## 所给文本

从MySQL或Hive读取数据->逻辑处理->写入MySQL

1. 定义处理流程

SparkAction.scala

import com.dmall.scf.utils.{MySQLUtils, SparkUtils}
import org.apache.spark.sql.{DataFrame, SaveMode, SparkSession}

/**
 * @descrption 定义Spark处理流程
 * @author wangxuexing
 * @date 2019/12/23
 */
trait SparkAction[T] {
  /**
   * 定义流程
   */
  def execute(args: Array[String], spark: SparkSession)={
    //1. 前置处理
    preAction
    //2. 处理
    val df = action(spark, args)
    //3. 后置处理
    postAction(df)
  }

  /**
   * 前置处理
   * @return
   */
  def preAction() = {
    //无前置处理
  }

  /**
   * 处理
   * @param spark
   * @return
   */
  def action(spark: SparkSession, args: Array[String]) : DataFrame

  /**
   * 后置处理,比如保存结果到Mysql
   * @param df
   */
  def postAction(df: DataFrame)={
    //结果追加到scfc_supplier_run_field_value表
    MySQLUtils.writeIntoMySql(df, saveTable._1, saveTable._2)
  }

  /**
   * 保存mode及表名
   * @return
   */
  def saveTable: (SaveMode, String)
}

2. 实现流程

KanbanAction.scala

import com.dmall.scf.SparkAction
import com.dmall.scf.dto.KanbanFieldValue
import org.apache.spark.sql.types.{LongType, StringType, StructField, StructType}
import org.apache.spark.sql.{DataFrame, Row, SaveMode, SparkSession}

import scala.collection.JavaConverters._

/**
 * @descrption
 * scf-spark
 * @author wangxuexing
 * @date 2020/1/10
 */
trait KanbanAction extends SparkAction[KanbanFieldValue] {
  /**
   * 获取datafram
   * @param resultList
   * @param spark
   * @return
   */
  def getDataFrame(resultList: List[KanbanFieldValue], spark: SparkSession): DataFrame= {
    //根据模式字符串生成模式schema
    val fields = List(StructField("company_id", LongType, nullable = false),
      StructField("statistics_date", StringType, nullable = false),
      StructField("field_id", LongType, nullable = false),
      StructField("field_type", StringType, nullable = false),
      StructField("field_value", StringType, nullable = false),
      StructField("other_value", StringType, nullable = false))
    val schema = StructType(fields)
    //将RDD的记录转换为行
    val rowRDD = resultList.map(x=>Row(x.companyId, x.statisticsDate, x.fieldId, x.fieldType, x.fieldValue, x.otherValue)).asJava
    //RDD转为DataFrame
    spark.createDataFrame(rowRDD, schema)
  }
  /**
   * 保存mode及表名
   *
   * @return
   */
  override def saveTable: (SaveMode, String) = (SaveMode.Append, "scfc_kanban_field_value")

## 所给数据

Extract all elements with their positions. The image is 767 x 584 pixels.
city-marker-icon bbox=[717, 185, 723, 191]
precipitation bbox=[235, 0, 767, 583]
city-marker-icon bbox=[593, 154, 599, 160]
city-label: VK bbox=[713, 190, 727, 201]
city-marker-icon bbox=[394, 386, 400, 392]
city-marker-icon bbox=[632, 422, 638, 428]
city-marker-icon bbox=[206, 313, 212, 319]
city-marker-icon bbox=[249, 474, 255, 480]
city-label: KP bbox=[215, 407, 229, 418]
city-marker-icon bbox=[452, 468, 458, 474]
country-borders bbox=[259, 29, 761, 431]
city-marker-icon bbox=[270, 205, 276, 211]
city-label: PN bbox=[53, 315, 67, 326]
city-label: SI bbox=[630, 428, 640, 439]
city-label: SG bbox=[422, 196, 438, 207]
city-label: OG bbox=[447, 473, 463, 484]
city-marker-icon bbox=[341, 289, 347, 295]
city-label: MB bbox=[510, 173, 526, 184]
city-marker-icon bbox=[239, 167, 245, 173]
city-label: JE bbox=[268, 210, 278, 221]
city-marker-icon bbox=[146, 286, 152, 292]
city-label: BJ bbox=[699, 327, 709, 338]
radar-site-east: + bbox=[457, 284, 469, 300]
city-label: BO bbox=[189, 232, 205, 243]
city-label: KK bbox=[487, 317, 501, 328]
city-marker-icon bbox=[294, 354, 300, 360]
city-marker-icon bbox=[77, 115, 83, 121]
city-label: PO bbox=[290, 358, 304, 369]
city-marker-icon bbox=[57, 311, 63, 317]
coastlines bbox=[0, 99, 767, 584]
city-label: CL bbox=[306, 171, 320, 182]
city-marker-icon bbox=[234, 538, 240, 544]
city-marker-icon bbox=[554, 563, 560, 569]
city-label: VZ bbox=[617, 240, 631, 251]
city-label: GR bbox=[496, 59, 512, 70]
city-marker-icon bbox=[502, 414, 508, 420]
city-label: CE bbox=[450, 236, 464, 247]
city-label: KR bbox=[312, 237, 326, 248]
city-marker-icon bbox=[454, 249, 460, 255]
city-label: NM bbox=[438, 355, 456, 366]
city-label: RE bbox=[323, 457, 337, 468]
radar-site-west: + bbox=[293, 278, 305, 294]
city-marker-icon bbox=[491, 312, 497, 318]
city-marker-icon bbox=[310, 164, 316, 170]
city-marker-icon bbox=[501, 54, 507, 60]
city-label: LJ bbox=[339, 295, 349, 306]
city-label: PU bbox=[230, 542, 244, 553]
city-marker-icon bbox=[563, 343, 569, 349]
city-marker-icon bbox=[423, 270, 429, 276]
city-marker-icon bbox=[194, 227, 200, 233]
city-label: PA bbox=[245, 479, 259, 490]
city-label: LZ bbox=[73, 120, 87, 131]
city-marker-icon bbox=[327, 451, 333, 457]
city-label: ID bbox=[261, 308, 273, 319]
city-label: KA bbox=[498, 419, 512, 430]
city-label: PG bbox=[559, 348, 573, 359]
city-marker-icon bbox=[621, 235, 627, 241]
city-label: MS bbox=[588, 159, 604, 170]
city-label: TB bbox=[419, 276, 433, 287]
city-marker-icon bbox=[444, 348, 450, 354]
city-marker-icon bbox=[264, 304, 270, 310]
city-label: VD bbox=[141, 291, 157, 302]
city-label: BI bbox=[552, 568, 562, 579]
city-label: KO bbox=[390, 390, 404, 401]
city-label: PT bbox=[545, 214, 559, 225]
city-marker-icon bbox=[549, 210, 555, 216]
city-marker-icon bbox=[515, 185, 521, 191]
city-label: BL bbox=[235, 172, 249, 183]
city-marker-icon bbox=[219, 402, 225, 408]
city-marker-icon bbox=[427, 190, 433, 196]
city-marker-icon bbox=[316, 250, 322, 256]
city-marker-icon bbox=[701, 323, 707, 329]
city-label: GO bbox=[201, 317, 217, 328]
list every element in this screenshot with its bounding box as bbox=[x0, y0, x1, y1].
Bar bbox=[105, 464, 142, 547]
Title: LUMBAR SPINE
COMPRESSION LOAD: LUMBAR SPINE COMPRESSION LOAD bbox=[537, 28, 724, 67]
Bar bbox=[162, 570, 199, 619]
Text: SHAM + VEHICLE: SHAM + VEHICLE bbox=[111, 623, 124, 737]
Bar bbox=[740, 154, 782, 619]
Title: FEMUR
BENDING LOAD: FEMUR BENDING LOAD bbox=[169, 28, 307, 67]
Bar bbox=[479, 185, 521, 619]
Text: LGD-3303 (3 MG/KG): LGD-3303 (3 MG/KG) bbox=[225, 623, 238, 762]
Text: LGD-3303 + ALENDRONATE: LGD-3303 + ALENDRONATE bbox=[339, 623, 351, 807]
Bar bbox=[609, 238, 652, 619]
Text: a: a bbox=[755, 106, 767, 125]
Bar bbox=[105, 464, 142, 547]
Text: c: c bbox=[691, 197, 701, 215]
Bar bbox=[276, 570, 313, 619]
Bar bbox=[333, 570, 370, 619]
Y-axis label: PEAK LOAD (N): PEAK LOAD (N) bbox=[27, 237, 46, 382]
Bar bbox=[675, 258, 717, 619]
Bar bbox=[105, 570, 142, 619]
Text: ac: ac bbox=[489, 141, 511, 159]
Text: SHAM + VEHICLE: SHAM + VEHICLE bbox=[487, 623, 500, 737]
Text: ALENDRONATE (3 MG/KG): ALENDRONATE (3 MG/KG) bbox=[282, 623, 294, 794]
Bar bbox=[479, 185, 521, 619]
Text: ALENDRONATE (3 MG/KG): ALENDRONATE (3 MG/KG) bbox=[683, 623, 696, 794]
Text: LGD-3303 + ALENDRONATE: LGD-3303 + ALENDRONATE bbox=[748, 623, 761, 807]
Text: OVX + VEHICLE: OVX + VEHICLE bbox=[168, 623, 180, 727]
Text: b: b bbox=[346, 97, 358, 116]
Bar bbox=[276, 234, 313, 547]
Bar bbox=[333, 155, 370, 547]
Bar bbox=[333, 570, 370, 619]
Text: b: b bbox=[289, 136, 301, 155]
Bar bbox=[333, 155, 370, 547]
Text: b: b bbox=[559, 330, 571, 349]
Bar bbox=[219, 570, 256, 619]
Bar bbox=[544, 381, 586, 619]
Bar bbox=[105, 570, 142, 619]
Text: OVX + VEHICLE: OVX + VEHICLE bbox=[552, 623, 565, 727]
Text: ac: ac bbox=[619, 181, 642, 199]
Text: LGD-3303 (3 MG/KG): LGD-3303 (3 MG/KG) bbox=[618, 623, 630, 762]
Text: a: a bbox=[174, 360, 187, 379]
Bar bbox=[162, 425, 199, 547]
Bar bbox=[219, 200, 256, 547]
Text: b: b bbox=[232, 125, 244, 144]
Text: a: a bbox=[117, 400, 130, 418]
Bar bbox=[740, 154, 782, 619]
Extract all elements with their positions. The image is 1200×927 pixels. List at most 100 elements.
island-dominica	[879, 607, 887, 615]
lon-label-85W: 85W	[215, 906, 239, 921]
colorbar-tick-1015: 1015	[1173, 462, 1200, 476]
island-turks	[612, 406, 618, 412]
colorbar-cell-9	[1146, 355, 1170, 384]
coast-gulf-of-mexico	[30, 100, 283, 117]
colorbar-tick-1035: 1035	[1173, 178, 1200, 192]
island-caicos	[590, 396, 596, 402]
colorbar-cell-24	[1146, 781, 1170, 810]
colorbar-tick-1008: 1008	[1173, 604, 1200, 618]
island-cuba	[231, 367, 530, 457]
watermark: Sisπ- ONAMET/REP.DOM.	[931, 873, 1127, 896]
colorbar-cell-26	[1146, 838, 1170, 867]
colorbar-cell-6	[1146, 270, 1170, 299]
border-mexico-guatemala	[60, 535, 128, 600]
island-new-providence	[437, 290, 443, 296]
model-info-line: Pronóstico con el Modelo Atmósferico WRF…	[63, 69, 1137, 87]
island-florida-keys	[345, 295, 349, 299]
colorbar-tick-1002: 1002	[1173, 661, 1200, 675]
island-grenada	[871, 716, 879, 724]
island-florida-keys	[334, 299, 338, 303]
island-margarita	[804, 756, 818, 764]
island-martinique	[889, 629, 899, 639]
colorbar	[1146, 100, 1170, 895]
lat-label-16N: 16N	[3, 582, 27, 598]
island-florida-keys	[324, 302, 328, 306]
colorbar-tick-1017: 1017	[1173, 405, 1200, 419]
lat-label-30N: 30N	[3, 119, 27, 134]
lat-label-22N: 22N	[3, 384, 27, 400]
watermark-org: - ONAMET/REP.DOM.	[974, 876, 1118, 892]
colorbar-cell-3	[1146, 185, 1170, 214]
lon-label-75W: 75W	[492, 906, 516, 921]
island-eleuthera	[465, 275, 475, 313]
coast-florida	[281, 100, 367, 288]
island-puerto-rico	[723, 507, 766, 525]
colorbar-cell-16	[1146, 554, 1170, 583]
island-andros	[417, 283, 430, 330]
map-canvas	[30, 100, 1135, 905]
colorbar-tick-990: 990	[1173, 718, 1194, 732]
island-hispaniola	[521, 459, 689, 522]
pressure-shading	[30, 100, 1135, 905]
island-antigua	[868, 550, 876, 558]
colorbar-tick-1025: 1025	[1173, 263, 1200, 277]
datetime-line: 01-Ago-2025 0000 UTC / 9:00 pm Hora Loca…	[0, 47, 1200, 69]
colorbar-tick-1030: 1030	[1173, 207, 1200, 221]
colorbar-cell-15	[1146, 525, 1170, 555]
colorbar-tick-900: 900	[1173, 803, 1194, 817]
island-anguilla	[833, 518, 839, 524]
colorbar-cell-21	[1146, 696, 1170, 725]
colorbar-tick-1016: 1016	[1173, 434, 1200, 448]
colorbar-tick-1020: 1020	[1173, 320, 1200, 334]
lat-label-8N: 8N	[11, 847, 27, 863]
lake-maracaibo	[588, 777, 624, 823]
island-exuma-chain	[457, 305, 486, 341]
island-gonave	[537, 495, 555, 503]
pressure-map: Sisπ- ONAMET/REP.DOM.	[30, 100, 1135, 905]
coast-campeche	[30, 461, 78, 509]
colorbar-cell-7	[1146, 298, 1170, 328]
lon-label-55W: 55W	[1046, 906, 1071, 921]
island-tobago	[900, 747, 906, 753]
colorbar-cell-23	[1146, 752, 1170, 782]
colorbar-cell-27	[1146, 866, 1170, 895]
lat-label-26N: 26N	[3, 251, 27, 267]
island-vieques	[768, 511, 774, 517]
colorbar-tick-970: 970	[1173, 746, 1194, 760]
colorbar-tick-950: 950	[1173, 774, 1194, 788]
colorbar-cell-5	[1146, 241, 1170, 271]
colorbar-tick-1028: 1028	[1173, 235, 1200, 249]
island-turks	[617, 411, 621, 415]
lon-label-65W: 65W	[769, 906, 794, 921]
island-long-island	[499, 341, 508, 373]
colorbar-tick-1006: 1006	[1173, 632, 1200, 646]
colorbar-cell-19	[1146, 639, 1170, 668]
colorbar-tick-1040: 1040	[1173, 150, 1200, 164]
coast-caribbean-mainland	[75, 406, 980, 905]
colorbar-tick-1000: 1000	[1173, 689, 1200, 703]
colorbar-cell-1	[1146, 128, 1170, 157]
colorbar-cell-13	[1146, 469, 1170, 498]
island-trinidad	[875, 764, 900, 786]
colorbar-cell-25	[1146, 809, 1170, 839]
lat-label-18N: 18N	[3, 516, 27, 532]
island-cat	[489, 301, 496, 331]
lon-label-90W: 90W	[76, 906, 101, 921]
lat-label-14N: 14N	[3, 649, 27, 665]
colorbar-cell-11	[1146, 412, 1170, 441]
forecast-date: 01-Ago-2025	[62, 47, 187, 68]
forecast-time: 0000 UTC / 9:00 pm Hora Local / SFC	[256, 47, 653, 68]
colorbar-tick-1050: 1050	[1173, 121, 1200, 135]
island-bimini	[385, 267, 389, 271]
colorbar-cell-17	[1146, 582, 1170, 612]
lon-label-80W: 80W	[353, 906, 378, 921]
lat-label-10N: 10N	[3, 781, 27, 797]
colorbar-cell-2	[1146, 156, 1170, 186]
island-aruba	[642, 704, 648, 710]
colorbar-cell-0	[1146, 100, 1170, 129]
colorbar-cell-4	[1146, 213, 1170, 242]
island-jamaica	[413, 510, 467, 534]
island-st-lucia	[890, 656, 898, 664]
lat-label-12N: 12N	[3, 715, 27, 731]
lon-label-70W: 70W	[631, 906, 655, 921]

## 待办任务
A: 在 Spark 处理流程示例中,KanbanAction 把结果保存到哪张表?
B: 请接着 Spark 处理流程示例的末尾继续写下去。
这些数据行出自另一来源。

## 本题答案
A: scfc_kanban_field_value 表。

B:
}

3. 实现具体业务逻辑

import com.dmall.scf.dto.{KanbanFieldValue, RegisteredMoney}
import com.dmall.scf.utils.{DateUtils, MySQLUtils}
import org.apache.spark.sql.{DataFrame, SparkSession}

/**
 * @descrption
 * scf-spark 注册资本分布
 * @author wangxuexing
 * @date 2020/1/10
 */
object RegMoneyDistributionAction extends KanbanAction{
  val CLASS_NAME = this.getClass.getSimpleName().filter(!_.equals('$'))

  val RANGE_50W = BigDecimal(50)
  val RANGE_100W = BigDecimal(100)
  val RANGE_500W = BigDecimal(500)
  val RANGE_1000W = BigDecimal(1000)

  /**
   * 处理
   *
   * @param spark
   * @return
   */
  override def action(spark: SparkSession, args: Array[String]): DataFrame = {
    import spark.implicits._
    if(args.length < 2){
      throw new Exception("请指定是当前年(值为1)还是去年(值为2):1|2")
    }
    val lastDay = DateUtils.addSomeDays(-1)
    val (starDate, endDate, filedId) = args(1) match {
      case "1" =>
        val startDate = DateUtils.isFirstDayOfYear match {
          case true => DateUtils.getFirstDateOfLastYear
          case false => DateUtils.getFirstDateOfCurrentYear
        }

        (startDate, DateUtils.formatNormalDateStr(lastDay), 44)
      case "2" =>
        val startDate = DateUtils.isFirstDayOfYear match {
          case true => DateUtils.getLast2YearFirstStr(DateUtils.YYYY_MM_DD)
          case false => DateUtils.getLastYearFirstStr(DateUtils.YYYY_MM_DD)
        }
        val endDate = DateUtils.isFirstDayOfYear match {
          case true => DateUtils.getLast2YearLastStr(DateUtils.YYYY_MM_DD)
          case false => DateUtils.getLastYearLastStr(DateUtils.YYYY_MM_DD)
        }
        (startDate, endDate, 45)
      case _ =>  throw new Exception("请传入正确的参数:是当前年(值为1)还是去年(值为2):1|2")
    }

    val sql = s"""SELECT
                      id,
                      IFNULL(registered_money, 0) registered_money
                    FROM
                      scfc_supplier_info
                    WHERE
                      `status` = 3
                    AND yn = 1"""
    val allDimension = MySQLUtils.getDFFromMysql(spark, sql)
    val beanList =  allDimension.map(x => RegisteredMoney(x.getLong(0), x.getDecimal(1)))
    //val filterList =  SparkUtils.dataFrame2Bean[RegisteredMoney](allDimension, classOf[RegisteredMoney])
    val hiveSql = s"""
                   SELECT DISTINCT(a.company_id) supplier_ids
                    FROM wumart2dmall.wm_ods_cx_supplier_card_info a
                    JOIN wumart2dmall.wm_ods_jrbl_loan_dkzhxx b ON a.card_code = b.gshkahao
                    WHERE a.audit_status = '2'
                      AND b.jiluztai = '0'
                      AND to_date(b.gxinshij)>= '${starDate}'
                      AND to_date(b.gxinshij)<= '${endDate}'"""
    println(hiveSql)
    val supplierIds = spark.sql(hiveSql).collect().map(_.getLong(0))
    val filterList = beanList.filter(x => supplierIds.contains(x.supplierId))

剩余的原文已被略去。